- OBJECTIF ÉNONCÉ: Dans l'entretien sur la Chine ci-dessous, recopiez mot pour mot le passage allant de « Dans le même » jusqu'à « en France ? ».

C'est aussi notre volonté commune de donner corps à une relation exceptionnelle dans les domaines économique, industriel et scientifique. Au-delà des domaines structurants de notre partenariat, en particulier l'énergie, l'aéronautique ou les transports terrestres, notre coopération s'ouvre à de nouveau secteurs : les télécommunications, les services financiers, l'agro-alimentaire, l'environnement.

Le partenariat avec la Chine est désormais au cœur de l'action extérieure de la France, parce chacun sait que c'est ici, en Chine, que se joue une large part de l'avenir du monde. La Chine sait aussi qu'elle trouvera toujours en France des interlocuteurs indépendants désireux de travailler avec elle à un monde d'équilibre. Des interlocuteurs prêts à lui apporter les technologies dont elle a besoin pour son développement.

Dans le même esprit, je crois que le partenariat entre la Chine et l'Europe a vocation à se renforcer, car il n'y a pas entre nous de rivalités de puissance, mais des intérêts communs. Vous savez que la Chine est déjà le deuxième partenaire commercial de l'Union européenne et que nous entretenons un dialogue nourri sur les questions politiques. Le dernier sommet UE-Chine, à Helsinki, a permis de lancer les négociations en vue d'un accord global de partenariat et de coopération. C'est un pas important.

QUESTION - Comment vous voyez l'image de la Chine dans le monde, et en particulier en France ?

LE PRÉSIDENT - Les succès de la Chine fascinent, impressionnent. Elle est perçue, aujourd'hui, comme l'un des pays, sinon le pays, dont l'évolution va le plus affecter le monde de demain.

Ces succès, c'est d'abord le formidable essor économique de la Chine qui la conduit à rejoindre le petit groupe de puissances qui déterminent la situation économique mondiale. C'est également ses percées scientifiques. La Chine commence à être présente dans les hautes technologies comme l'espace, les télécommunications, ainsi que dans les sciences. Cela ouvre des perspectives nouvelles.

Ces réussites appellent aussi naturellement des questions, celle des délocalisations, celle du respect des règles de l'économie de marché. L'image de la Chine dans le monde, ce sont donc aussi des interrogations sur son évolution politique et sociale, sur l'impact écologique de sa croissance, sur son ambition mondiale.

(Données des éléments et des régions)
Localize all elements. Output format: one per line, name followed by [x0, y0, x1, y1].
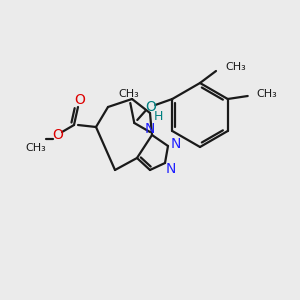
Text: N: N	[145, 122, 155, 136]
Text: N: N	[171, 137, 181, 151]
Text: CH₃: CH₃	[26, 143, 46, 153]
Text: O: O	[52, 128, 63, 142]
Text: H: H	[154, 110, 163, 124]
Text: CH₃: CH₃	[118, 89, 139, 99]
Text: O: O	[75, 93, 86, 107]
Text: N: N	[166, 162, 176, 176]
Text: CH₃: CH₃	[257, 89, 278, 99]
Text: O: O	[145, 100, 156, 114]
Text: CH₃: CH₃	[225, 62, 246, 72]
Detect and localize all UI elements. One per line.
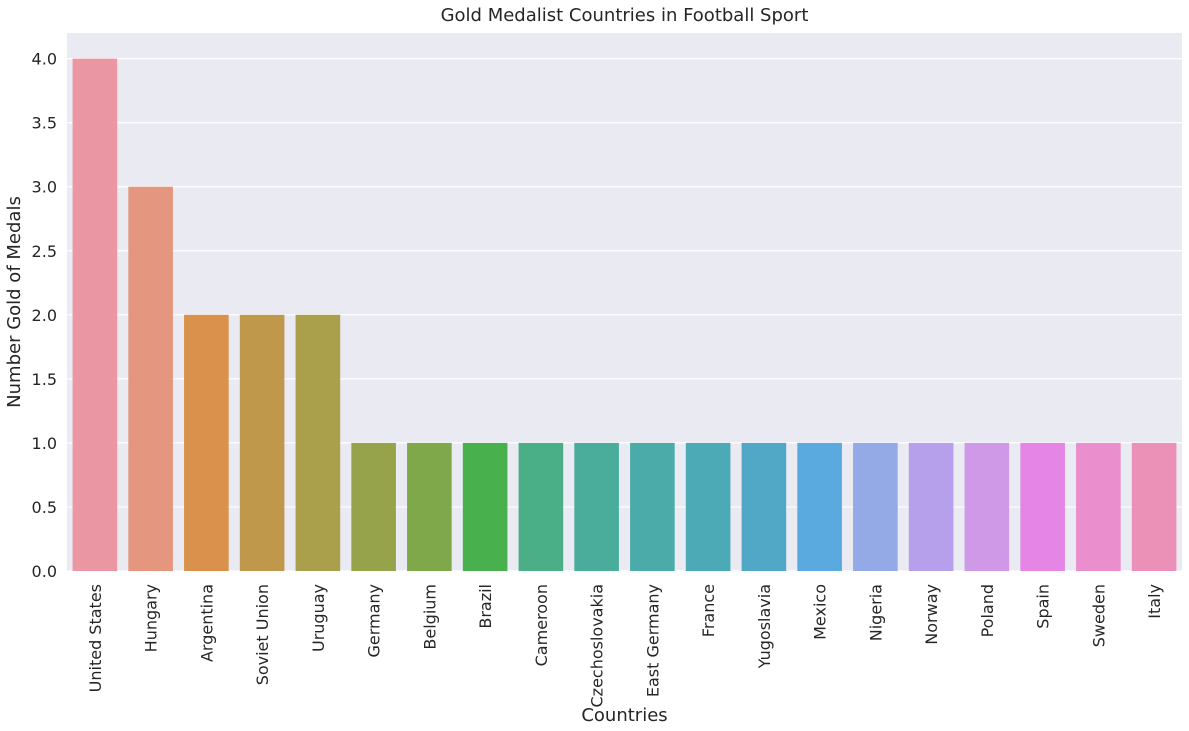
x-tick-label: United States [86, 584, 105, 692]
y-axis-ticks: 0.0 0.5 1.0 1.5 2.0 2.5 3.0 3.5 4.0 [32, 50, 57, 581]
bar-brazil [462, 442, 508, 571]
x-tick-label: Brazil [476, 584, 495, 629]
x-tick-label: East Germany [643, 584, 662, 697]
plot-area [67, 33, 1182, 571]
bar-argentina [184, 314, 229, 571]
bar-nigeria [853, 442, 898, 571]
bar-yugoslavia [741, 442, 787, 571]
bar-norway [908, 442, 954, 571]
x-tick-label: Nigeria [866, 584, 885, 641]
y-tick-label: 1.5 [32, 370, 57, 389]
y-axis-label: Number Gold of Medals [4, 196, 25, 408]
y-tick-label: 1.0 [32, 434, 57, 453]
bar-czechoslovakia [574, 442, 619, 571]
x-tick-label: France [699, 584, 718, 637]
x-tick-label: Czechoslovakia [588, 584, 607, 708]
x-tick-label: Belgium [420, 584, 439, 650]
y-tick-label: 2.5 [32, 242, 57, 261]
bar-hungary [128, 186, 173, 571]
bar-sweden [1076, 442, 1121, 571]
bar-soviet-union [239, 314, 285, 571]
chart-title: Gold Medalist Countries in Football Spor… [441, 5, 809, 26]
y-tick-label: 0.5 [32, 498, 57, 517]
bar-italy [1131, 442, 1177, 571]
x-tick-label: Poland [978, 584, 997, 637]
y-tick-label: 4.0 [32, 50, 57, 69]
y-tick-label: 0.0 [32, 562, 57, 581]
x-tick-label: Norway [922, 584, 941, 645]
x-tick-label: Italy [1145, 584, 1164, 619]
bar-france [685, 442, 731, 571]
x-tick-label: Hungary [142, 584, 161, 652]
x-tick-label: Sweden [1089, 584, 1108, 647]
y-tick-label: 3.0 [32, 178, 57, 197]
y-tick-label: 2.0 [32, 306, 57, 325]
x-axis-label: Countries [581, 705, 667, 726]
x-tick-label: Soviet Union [253, 584, 272, 685]
x-tick-label: Mexico [811, 584, 830, 640]
bars [72, 58, 1177, 572]
bar-germany [351, 442, 396, 571]
bar-uruguay [295, 314, 341, 571]
bar-east-germany [630, 442, 675, 571]
x-tick-label: Cameroon [532, 584, 551, 666]
x-tick-label: Argentina [197, 584, 216, 662]
bar-spain [1020, 442, 1065, 571]
bar-mexico [797, 442, 842, 571]
bar-poland [964, 442, 1010, 571]
y-tick-label: 3.5 [32, 114, 57, 133]
bar-belgium [407, 442, 452, 571]
bar-united-states [72, 58, 118, 572]
bar-cameroon [518, 442, 564, 571]
x-tick-label: Uruguay [309, 584, 328, 652]
x-tick-label: Germany [365, 584, 384, 658]
x-tick-label: Yugoslavia [755, 584, 774, 669]
x-axis-ticks: United States Hungary Argentina Soviet Unio… [86, 584, 1164, 708]
x-tick-label: Spain [1034, 584, 1053, 629]
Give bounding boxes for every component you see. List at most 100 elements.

- SOLUTION RÉDIGÉE:
Dans le même esprit, je crois que le partenariat entre la Chine et l'Europe a vocation à se renforcer, car il n'y a pas entre nous de rivalités de puissance, mais des intérêts communs. Vous savez que la Chine est déjà le deuxième partenaire commercial de l'Union européenne et que nous entretenons un dialogue nourri sur les questions politiques. Le dernier sommet UE-Chine, à Helsinki, a permis de lancer les négociations en vue d'un accord global de partenariat et de coopération. C'est un pas important.

QUESTION - Comment vous voyez l'image de la Chine dans le monde, et en particulier en France ?